:: INSTRUCTIONS FOR THE TASK ::
Show every line in the entries below where the word "Kummetsteiner" appears.

----- STUDY MATERIAL -----

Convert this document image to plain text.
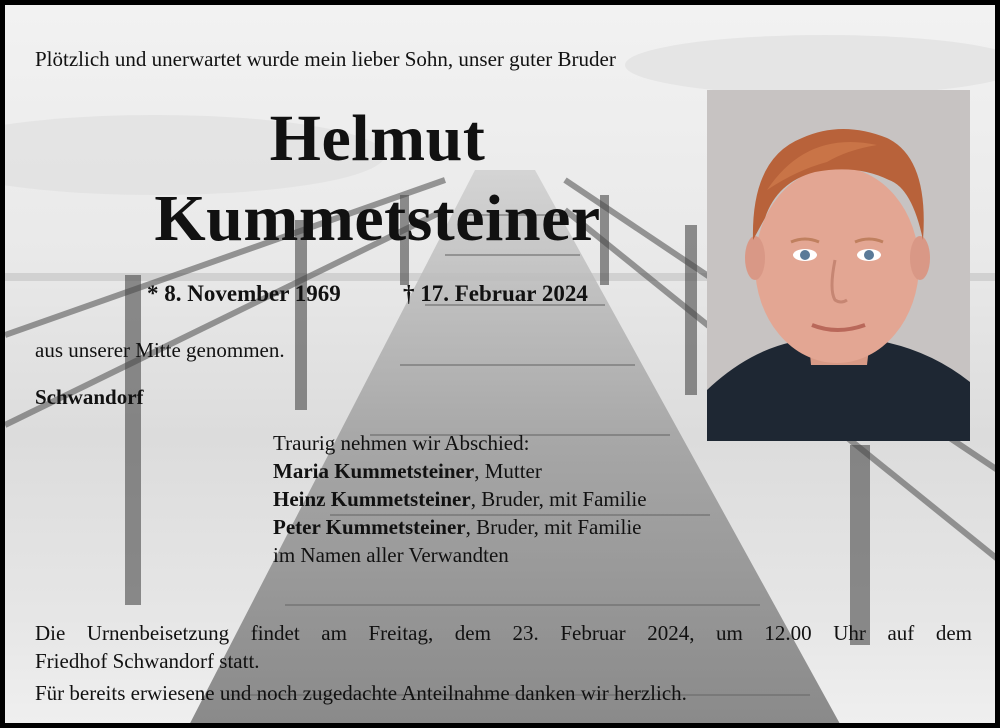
Plötzlich und unerwartet wurde mein lieber Sohn, unser guter Bruder
Helmut
Kummetsteiner
* 8. November 1969	† 17. Februar 2024
aus unserer Mitte genommen.
Schwandorf
Traurig nehmen wir Abschied:
Maria Kummetsteiner, Mutter
Heinz Kummetsteiner, Bruder, mit Familie
Peter Kummetsteiner, Bruder, mit Familie
im Namen aller Verwandten
Die Urnenbeisetzung findet am Freitag, dem 23. Februar 2024, um 12.00 Uhr auf dem
Friedhof Schwandorf statt.
Für bereits erwiesene und noch zugedachte Anteilnahme danken wir herzlich.
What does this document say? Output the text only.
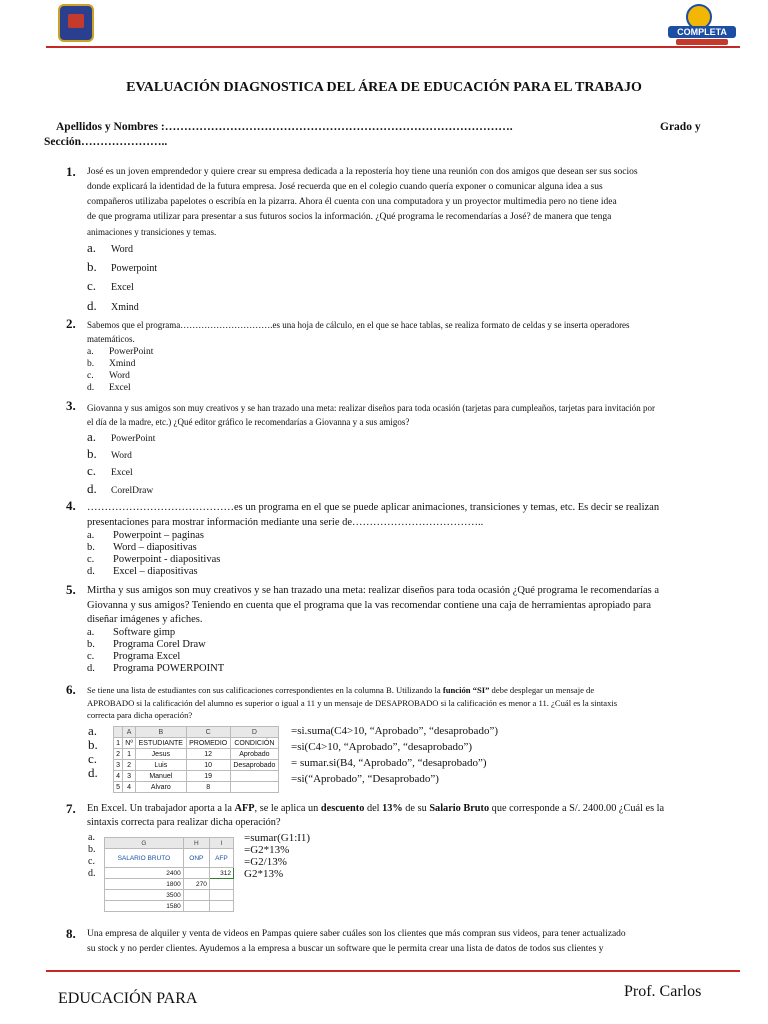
COMPLETA
EVALUACIÓN DIAGNOSTICA DEL ÁREA DE EDUCACIÓN PARA EL TRABAJO
Apellidos y Nombres :……………………………………………………………………………….	Grado y
Sección…………………..
1. José es un joven emprendedor y quiere crear su empresa dedicada a la repostería hoy tiene una reunión con dos amigos que desean ser sus socios
donde explicará la identidad de la futura empresa. José recuerda que en el colegio cuando quería exponer o comunicar alguna idea a sus
compañeros utilizaba papelotes o escribía en la pizarra. Ahora él cuenta con una computadora y un proyector multimedia pero no tiene idea
de que programa utilizar para presentar a sus futuros socios la información. ¿Qué programa le recomendarías a José? de manera que tenga
animaciones y transiciones y temas.
a. Word
b. Powerpoint
c. Excel
d. Xmind
2. Sabemos que el programa………………………….es una hoja de cálculo, en el que se hace tablas, se realiza formato de celdas y se inserta operadores
matemáticos.
a. PowerPoint
b. Xmind
c. Word
d. Excel
3. Giovanna y sus amigos son muy creativos y se han trazado una meta: realizar diseños para toda ocasión (tarjetas para cumpleaños, tarjetas para invitación por
el día de la madre, etc.) ¿Qué editor gráfico le recomendarías a Giovanna y a sus amigos?
a. PowerPoint
b. Word
c. Excel
d. CorelDraw
4. ……………………………………es un programa en el que se puede aplicar animaciones, transiciones y temas, etc. Es decir se realizan
presentaciones para mostrar información mediante una serie de………………………………..
a. Powerpoint – paginas
b. Word – diapositivas
c. Powerpoint - diapositivas
d. Excel – diapositivas
5. Mirtha y sus amigos son muy creativos y se han trazado una meta: realizar diseños para toda ocasión ¿Qué programa le recomendarías a
Giovanna y sus amigos? Teniendo en cuenta que el programa que la vas recomendar contiene una caja de herramientas apropiado para
diseñar imágenes y afiches.
a. Software gimp
b. Programa Corel Draw
c. Programa Excel
d. Programa POWERPOINT
6. Se tiene una lista de estudiantes con sus calificaciones correspondientes en la columna B. Utilizando la función “SI” debe desplegar un mensaje de
APROBADO si la calificación del alumno es superior o igual a 11 y un mensaje de DESAPROBADO si la calificación es menor a 11. ¿Cuál es la sintaxis
correcta para dicha operación?
a.
b.
c.
d.
	A	B	C	D
1	Nº	ESTUDIANTE	PROMEDIO	CONDICIÓN
2	1	Jesus	12	Aprobado
3	2	Luis	10	Desaprobado
4	3	Manuel	19	
5	4	Alvaro	8	
=si.suma(C4>10, “Aprobado”, “desaprobado”)
=si(C4>10, “Aprobado”, “desaprobado”)
= sumar.si(B4, “Aprobado”, “desaprobado”)
=si(“Aprobado”, “Desaprobado”)
7. En Excel. Un trabajador aporta a la AFP, se le aplica un descuento del 13% de su Salario Bruto que corresponde a S/. 2400.00 ¿Cuál es la
sintaxis correcta para realizar dicha operación?
a.
b.
c.
d.
G	H	I
SALARIO BRUTO	ONP	AFP
2400		312
1800	270	
3500		
1580		
=sumar(G1:I1)
=G2*13%
=G2/13%
G2*13%
8. Una empresa de alquiler y venta de videos en Pampas quiere saber cuáles son los clientes que más compran sus videos, para tener actualizado
su stock y no perder clientes. Ayudemos a la empresa a buscar un software que le permita crear una lista de datos de todos sus clientes y
EDUCACIÓN PARA	Prof. Carlos
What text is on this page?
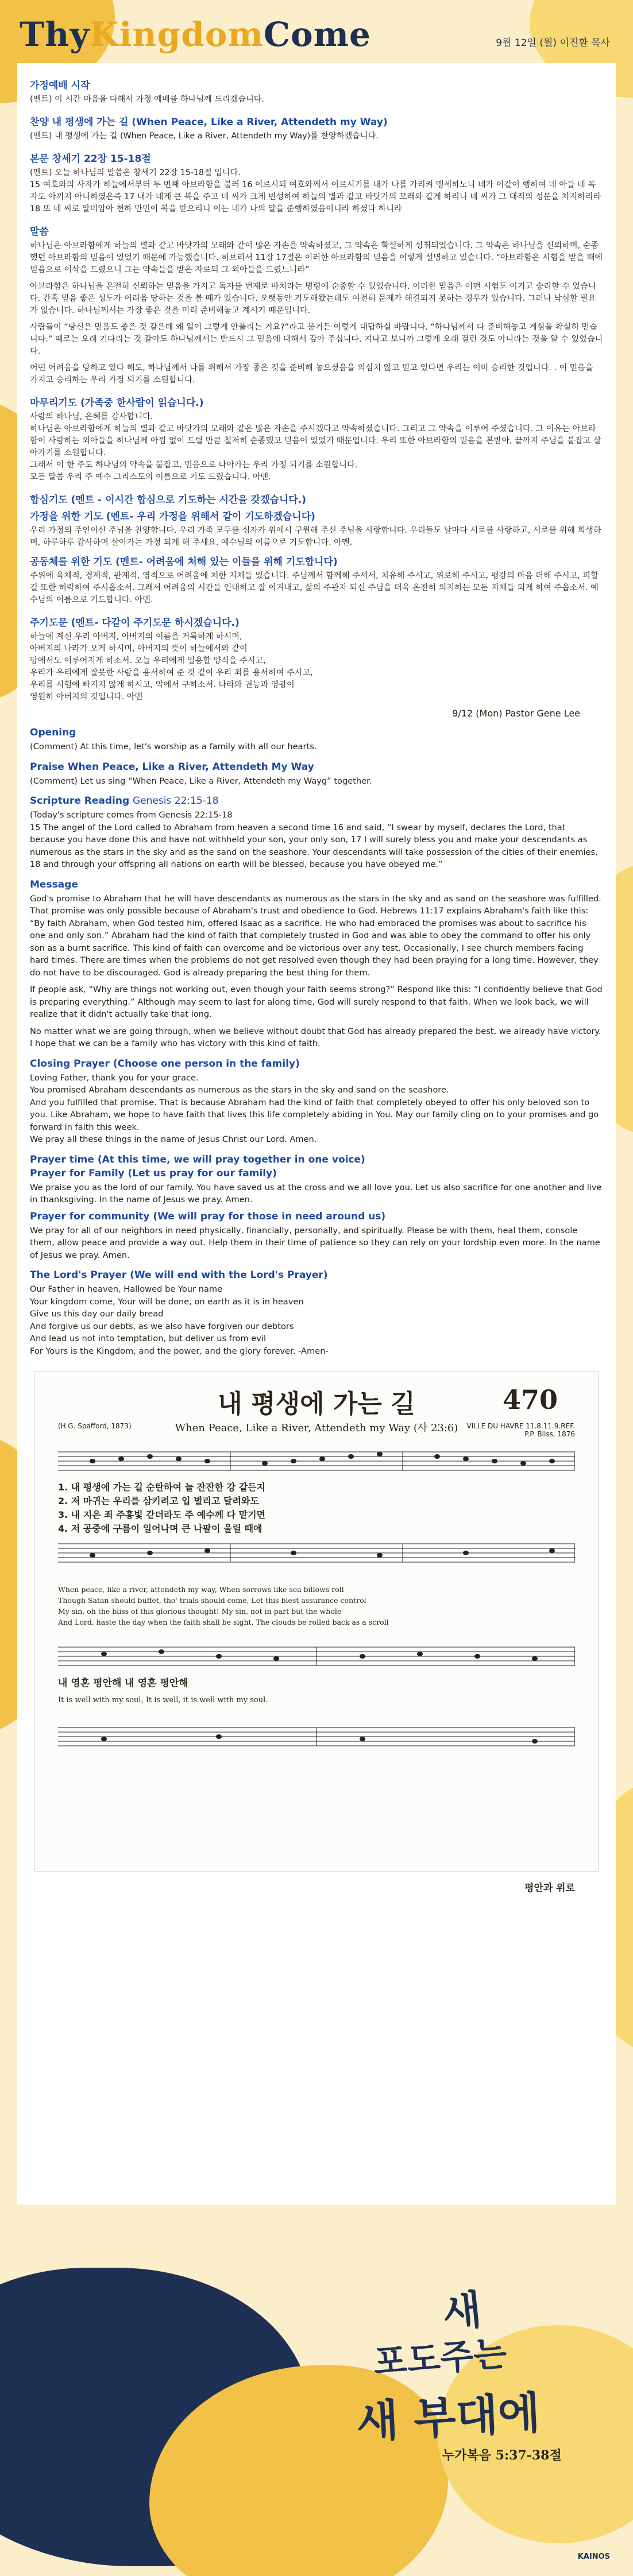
ThyKingdomCome	9월 12일 (월) 이진환 목사
가정예배 시작

(멘트) 이 시간 마음을 다해서 가정 예배를 하나님께 드리겠습니다.

찬양 내 평생에 가는 길 (When Peace, Like a River, Attendeth my Way)

(멘트) 내 평생에 가는 길 (When Peace, Like a River, Attendeth my Way)를 찬양하겠습니다.

본문 창세기 22장 15-18절

(멘트) 오늘 하나님의 말씀은 창세기 22장 15-18절 입니다.
15 여호와의 사자가 하늘에서부터 두 번째 아브라함을 불러 16 이르시되 여호와께서 이르시기를 내가 나를 가리켜 맹세하노니 네가 이같이 행하여 네 아들 네 독자도 아끼지 아니하였은즉 17 내가 네게 큰 복을 주고 네 씨가 크게 번성하여 하늘의 별과 같고 바닷가의 모래와 같게 하리니 네 씨가 그 대적의 성문을 차지하리라 18 또 네 씨로 말미암아 천하 만민이 복을 받으리니 이는 네가 나의 말을 준행하였음이니라 하셨다 하니라

말씀

하나님은 아브라함에게 하늘의 별과 같고 바닷가의 모래와 같이 많은 자손을 약속하셨고, 그 약속은 확실하게 성취되었습니다. 그 약속은 하나님을 신뢰하며, 순종 했던 아브라함의 믿음이 있었기 때문에 가능했습니다. 히브리서 11장 17절은 이러한 아브라함의 믿음을 이렇게 설명하고 있습니다. “아브라함은 시험을 받을 때에 믿음으로 이삭을 드렸으니 그는 약속들을 받은 자로되 그 외아들을 드렸느니라”

아브라함은 하나님을 온전히 신뢰하는 믿음을 가지고 독자를 번제로 바치라는 명령에 순종할 수 있었습니다. 이러한 믿음은 어떤 시험도 이기고 승리할 수 있습니다. 간혹 믿음 좋은 성도가 어려움 당하는 것을 볼 때가 있습니다. 오랫동안 기도해왔는데도 여전히 문제가 해결되지 못하는 경우가 있습니다. 그러나 낙심할 필요가 없습니다. 하나님께서는 가장 좋은 것을 미리 준비해놓고 계시기 때문입니다.

사람들이 “당신은 믿음도 좋은 것 같은데 왜 일이 그렇게 안풀리는 거요?”라고 묻거든 이렇게 대답하실 바랍니다. “하나님께서 다 준비해놓고 계심을 확실히 믿습니다.” 때로는 오래 기다리는 것 같아도 하나님께서는 반드시 그 믿음에 대해서 갚아 주십니다. 지나고 보니까 그렇게 오래 걸린 것도 아니라는 것을 알 수 있었습니다.

어떤 어려움을 당하고 있다 해도, 하나님께서 나를 위해서 가장 좋은 것을 준비해 놓으셨음을 의심치 않고 믿고 있다면 우리는 이미 승리한 것입니다. . 이 믿음을 가지고 승리하는 우리 가정 되기를 소원합니다.

마무리기도 (가족중 한사람이 읽습니다.)

사랑의 하나님, 은혜를 감사합니다.
하나님은 아브라함에게 하늘의 별과 같고 바닷가의 모래와 같은 많은 자손을 주시겠다고 약속하셨습니다. 그리고 그 약속을 이루어 주셨습니다. 그 이유는 아브라함이 사랑하는 외아들을 하나님께 아낌 없이 드릴 만큼 철저히 순종했고 믿음이 있었기 때문입니다. 우리 또한 아브라함의 믿음을 본받아, 끝까지 주님을 붙잡고 살아가기를 소원합니다.
그래서 이 한 주도 하나님의 약속을 붙잡고, 믿음으로 나아가는 우리 가정 되기를 소원합니다.
모든 말씀 우리 주 예수 그리스도의 이름으로 기도 드렸습니다. 아멘.

합심기도 (멘트 - 이시간 합심으로 기도하는 시간을 갖겠습니다.)
가정을 위한 기도 (멘트- 우리 가정을 위해서 같이 기도하겠습니다)

우리 가정의 주인이신 주님을 찬양합니다. 우리 가족 모두를 십자가 위에서 구원해 주신 주님을 사랑합니다. 우리들도 날마다 서로를 사랑하고, 서로를 위해 희생하며, 하루하루 감사하며 살아가는 가정 되게 해 주세요. 예수님의 이름으로 기도합니다. 아멘.

공동체를 위한 기도 (멘트- 어려움에 처해 있는 이들을 위해 기도합니다)

주위에 육체적, 경제적, 관계적, 영적으로 어려움에 처한 지체들 있습니다. 주님께서 함께해 주셔서, 치유해 주시고, 위로해 주시고, 평강의 마음 더해 주시고, 피할 길 또한 허락하여 주시옵소서. 그래서 어려움의 시간들 인내하고 잘 이겨내고, 삶의 주관자 되신 주님을 더욱 온전히 의지하는 모든 지체들 되게 하여 주옵소서. 예수님의 이름으로 기도합니다. 아멘.

주기도문 (멘트- 다같이 주기도문 하시겠습니다.)

하늘에 계신 우리 아버지, 아버지의 이름을 거룩하게 하시며,
아버지의 나라가 오게 하시며, 아버지의 뜻이 하늘에서와 같이
땅에서도 이루어지게 하소서. 오늘 우리에게 일용할 양식을 주시고,
우리가 우리에게 잘못한 사람을 용서하여 준 것 같이 우리 죄를 용서하여 주시고,
우리를 시험에 빠지지 않게 하시고, 악에서 구하소서. 나라와 권능과 영광이
영원히 아버지의 것입니다. 아멘

9/12 (Mon) Pastor Gene Lee
Opening

(Comment) At this time, let's worship as a family with all our hearts.

Praise When Peace, Like a River, Attendeth My Way

(Comment) Let us sing “When Peace, Like a River, Attendeth my Wayg” together.

Scripture Reading Genesis 22:15-18

(Today's scripture comes from Genesis 22:15-18
15 The angel of the Lord called to Abraham from heaven a second time 16 and said, “I swear by myself, declares the Lord, that because you have done this and have not withheld your son, your only son, 17 I will surely bless you and make your descendants as numerous as the stars in the sky and as the sand on the seashore. Your descendants will take possession of the cities of their enemies, 18 and through your offspring all nations on earth will be blessed, because you have obeyed me.”

Message

God's promise to Abraham that he will have descendants as numerous as the stars in the sky and as sand on the seashore was fulfilled. That promise was only possible because of Abraham's trust and obedience to God. Hebrews 11:17 explains Abraham's faith like this: “By faith Abraham, when God tested him, offered Isaac as a sacrifice. He who had embraced the promises was about to sacrifice his one and only son.” Abraham had the kind of faith that completely trusted in God and was able to obey the command to offer his only son as a burnt sacrifice. This kind of faith can overcome and be victorious over any test. Occasionally, I see church members facing hard times. There are times when the problems do not get resolved even though they had been praying for a long time. However, they do not have to be discouraged. God is already preparing the best thing for them.

If people ask, “Why are things not working out, even though your faith seems strong?” Respond like this: “I confidently believe that God is preparing everything.” Although may seem to last for along time, God will surely respond to that faith. When we look back, we will realize that it didn't actually take that long.

No matter what we are going through, when we believe without doubt that God has already prepared the best, we already have victory. I hope that we can be a family who has victory with this kind of faith.

Closing Prayer (Choose one person in the family)

Loving Father, thank you for your grace.
You promised Abraham descendants as numerous as the stars in the sky and sand on the seashore.
And you fulfilled that promise. That is because Abraham had the kind of faith that completely obeyed to offer his only beloved son to you. Like Abraham, we hope to have faith that lives this life completely abiding in You. May our family cling on to your promises and go forward in faith this week.
We pray all these things in the name of Jesus Christ our Lord. Amen.

Prayer time (At this time, we will pray together in one voice)
Prayer for Family (Let us pray for our family)

We praise you as the lord of our family. You have saved us at the cross and we all love you. Let us also sacrifice for one another and live in thanksgiving. In the name of Jesus we pray. Amen.

Prayer for community (We will pray for those in need around us)

We pray for all of our neighbors in need physically, financially, personally, and spiritually. Please be with them, heal them, console them, allow peace and provide a way out. Help them in their time of patience so they can rely on your lordship even more. In the name of Jesus we pray. Amen.

The Lord's Prayer (We will end with the Lord's Prayer)

Our Father in heaven, Hallowed be Your name
Your kingdom come, Your will be done, on earth as it is in heaven
Give us this day our daily bread
And forgive us our debts, as we also have forgiven our debtors
And lead us not into temptation, but deliver us from evil
For Yours is the Kingdom, and the power, and the glory forever. -Amen-

내 평생에 가는 길	470
When Peace, Like a River, Attendeth my Way (사 23:6)
(H.G. Spafford, 1873)	VILLE DU HAVRE 11.8.11.9.REF.
P.P. Bliss, 1876
1. 내 평생에 가는 길 순탄하여 늘 잔잔한 강 같든지
2. 저 마귀는 우리를 삼키려고 입 벌리고 달려와도
3. 내 지은 죄 주홍빛 같더라도 주 예수께 다 맡기면
4. 저 공중에 구름이 일어나며 큰 나팔이 울릴 때에
When peace, like a river, attendeth my way, When sorrows like sea billows roll
Though Satan should buffet, tho' trials should come, Let this blest assurance control
My sin, oh the bliss of this glorious thought! My sin, not in part but the whole
And Lord, haste the day when the faith shall be sight, The clouds be rolled back as a scroll
내 영혼 평안해 내 영혼 평안해
It is well with my soul, It is well, it is well with my soul.
평안과 위로
새
포도주는
새 부대에
누가복음 5:37-38절
KAINOS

-----

:: EXERCISE RESULT ::
Kummetsteiner
Maria Kummetsteiner, Mutter
Heinz Kummetsteiner, Bruder, mit Familie
Peter Kummetsteiner, Bruder, mit Familie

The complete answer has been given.